** Begin RECORDS SHOWN **

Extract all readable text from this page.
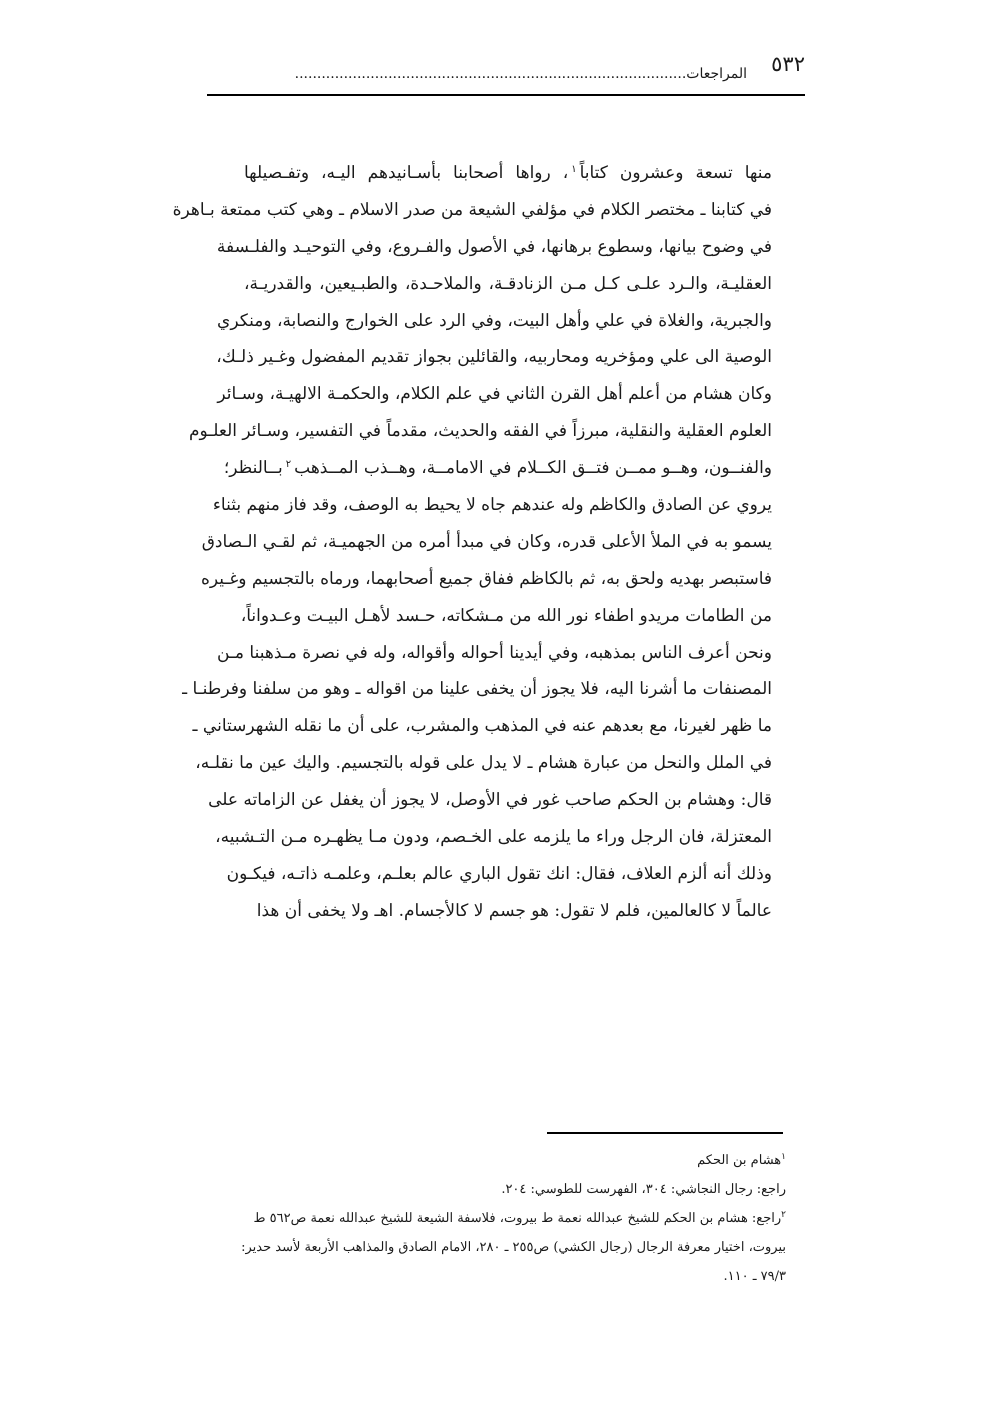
٥٣٢
المراجعات........................................................................................
منها تسعة وعشرون كتاباً$^١$، رواها أصحابنا بأسـانيدهم اليـه، وتفـصيلها
في كتابنا ـ مختصر الكلام في مؤلفي الشيعة من صدر الاسلام ـ وهي كتب ممتعة بـاهرة
في وضوح بيانها، وسطوع برهانها، في الأصول والفـروع، وفي التوحيـد والفلـسفة
العقليـة، والـرد علـى كـل مـن الزنادقـة، والملاحـدة، والطبـيعين، والقدريـة،
والجبرية، والغلاة في علي وأهل البيت، وفي الرد على الخوارج والنصابة، ومنكري
الوصية الى علي ومؤخريه ومحاربيه، والقائلين بجواز تقديم المفضول وغـير ذلـك،
وكان هشام من أعلم أهل القرن الثاني في علم الكلام، والحكمـة الالهيـة، وسـائر
العلوم العقلية والنقلية، مبرزاً في الفقه والحديث، مقدماً في التفسير، وسـائر العلـوم
والفنــون، وهــو ممــن فتــق الكــلام في الامامــة، وهــذب المــذهب$^٢$بــالنظر؛
يروي عن الصادق والكاظم وله عندهم جاه لا يحيط به الوصف، وقد فاز منهم بثناء
يسمو به في الملأ الأعلى قدره، وكان في مبدأ أمره من الجهميـة، ثم لقـي الـصادق
فاستبصر بهديه ولحق به، ثم بالكاظم ففاق جميع أصحابهما، ورماه بالتجسيم وغـيره
من الطامات مريدو اطفاء نور الله من مـشكاته، حـسد لأهـل البيـت وعـدواناً،
ونحن أعرف الناس بمذهبه، وفي أيدينا أحواله وأقواله، وله في نصرة مـذهبنا مـن
المصنفات ما أشرنا اليه، فلا يجوز أن يخفى علينا من اقواله ـ وهو من سلفنا وفرطنـا ـ
ما ظهر لغيرنا، مع بعدهم عنه في المذهب والمشرب، على أن ما نقله الشهرستاني ـ
في الملل والنحل من عبارة هشام ـ لا يدل على قوله بالتجسيم. واليك عين ما نقلـه،
قال: وهشام بن الحكم صاحب غور في الأوصل، لا يجوز أن يغفل عن الزاماته على
المعتزلة، فان الرجل وراء ما يلزمه على الخـصم، ودون مـا يظهـره مـن التـشبيه،
وذلك أنه ألزم العلاف، فقال: انك تقول الباري عالم بعلـم، وعلمـه ذاتـه، فيكـون
عالماً لا كالعالمين، فلم لا تقول: هو جسم لا كالأجسام. اهـ ولا يخفى أن هذا
$^١$هشام بن الحكم
راجع: رجال النجاشي: ٣٠٤، الفهرست للطوسي: ٢٠٤.
$^٢$راجع: هشام بن الحكم للشيخ عبدالله نعمة ط بيروت، فلاسفة الشيعة للشيخ عبدالله نعمة ص٥٦٢ ط
بيروت، اختيار معرفة الرجال (رجال الكشي) ص٢٥٥ ـ ٢٨٠، الامام الصادق والمذاهب الأربعة لأسد حدير:
٧٩/٣ ـ ١١٠.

** End RECORDS SHOWN **

### EXERCISE DIRECTIONS:
For the listing above, identify each line bearing "وسـائر".

### THE REPLY:
وكان هشام من أعلم أهل القرن الثاني في علم الكلام، والحكمـة الالهيـة، وسـائر
العلوم العقلية والنقلية، مبرزاً في الفقه والحديث، مقدماً في التفسير، وسـائر العلـوم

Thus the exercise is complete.